- **WHAT YOU NEED TO DO**: Find every line containing the word "tersebut" in the records below; report only how many there are.

★ ★ ★ ★ ★ ★ ★

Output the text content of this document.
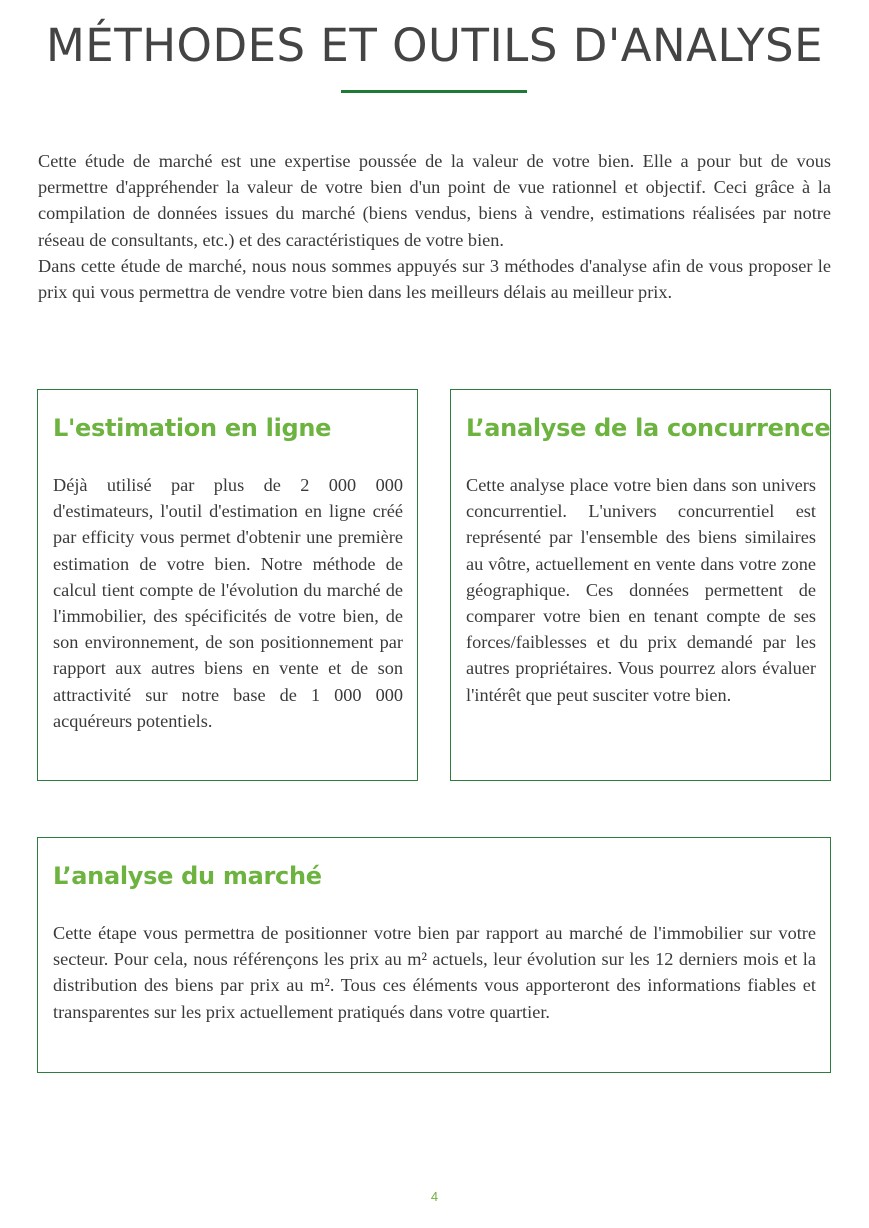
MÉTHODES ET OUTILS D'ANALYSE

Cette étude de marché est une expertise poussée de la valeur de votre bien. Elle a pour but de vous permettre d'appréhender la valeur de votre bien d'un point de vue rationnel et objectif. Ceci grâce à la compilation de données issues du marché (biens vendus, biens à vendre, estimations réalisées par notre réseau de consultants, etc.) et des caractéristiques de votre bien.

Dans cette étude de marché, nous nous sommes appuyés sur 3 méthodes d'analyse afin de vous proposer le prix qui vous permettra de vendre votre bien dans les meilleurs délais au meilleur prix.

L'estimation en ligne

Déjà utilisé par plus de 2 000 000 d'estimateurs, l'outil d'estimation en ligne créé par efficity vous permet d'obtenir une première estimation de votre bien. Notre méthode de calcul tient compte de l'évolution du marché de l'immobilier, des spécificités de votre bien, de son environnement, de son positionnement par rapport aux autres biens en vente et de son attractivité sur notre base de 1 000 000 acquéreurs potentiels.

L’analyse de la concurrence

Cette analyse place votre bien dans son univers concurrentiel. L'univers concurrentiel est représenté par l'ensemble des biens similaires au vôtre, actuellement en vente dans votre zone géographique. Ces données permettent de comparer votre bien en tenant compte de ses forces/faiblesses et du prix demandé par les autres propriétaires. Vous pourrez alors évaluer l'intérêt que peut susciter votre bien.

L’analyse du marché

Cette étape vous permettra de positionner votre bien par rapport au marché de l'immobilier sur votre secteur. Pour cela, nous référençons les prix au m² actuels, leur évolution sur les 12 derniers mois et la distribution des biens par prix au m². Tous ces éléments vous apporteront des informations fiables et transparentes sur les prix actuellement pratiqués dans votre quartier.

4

★ ★ ★ ★ ★ ★ ★

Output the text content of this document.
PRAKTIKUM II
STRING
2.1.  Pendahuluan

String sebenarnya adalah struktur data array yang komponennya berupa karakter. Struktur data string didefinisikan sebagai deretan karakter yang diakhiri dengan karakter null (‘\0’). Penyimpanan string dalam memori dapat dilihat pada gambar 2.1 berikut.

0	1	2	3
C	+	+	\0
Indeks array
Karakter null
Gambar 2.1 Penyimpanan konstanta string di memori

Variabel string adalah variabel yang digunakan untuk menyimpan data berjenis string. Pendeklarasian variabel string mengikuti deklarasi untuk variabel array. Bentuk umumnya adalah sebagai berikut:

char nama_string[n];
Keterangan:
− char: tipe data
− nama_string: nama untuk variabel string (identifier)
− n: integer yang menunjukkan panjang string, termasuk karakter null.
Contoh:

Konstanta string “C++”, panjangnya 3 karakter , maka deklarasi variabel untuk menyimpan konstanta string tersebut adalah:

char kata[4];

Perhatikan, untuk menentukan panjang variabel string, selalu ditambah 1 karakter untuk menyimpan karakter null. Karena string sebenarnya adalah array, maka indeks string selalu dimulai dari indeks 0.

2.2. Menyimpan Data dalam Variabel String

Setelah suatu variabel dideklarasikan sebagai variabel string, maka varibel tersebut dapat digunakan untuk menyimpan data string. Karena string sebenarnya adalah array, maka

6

★ ★ ★ ★ ★ ★ ★

- **RESULT OF THE EXERCISE**: 2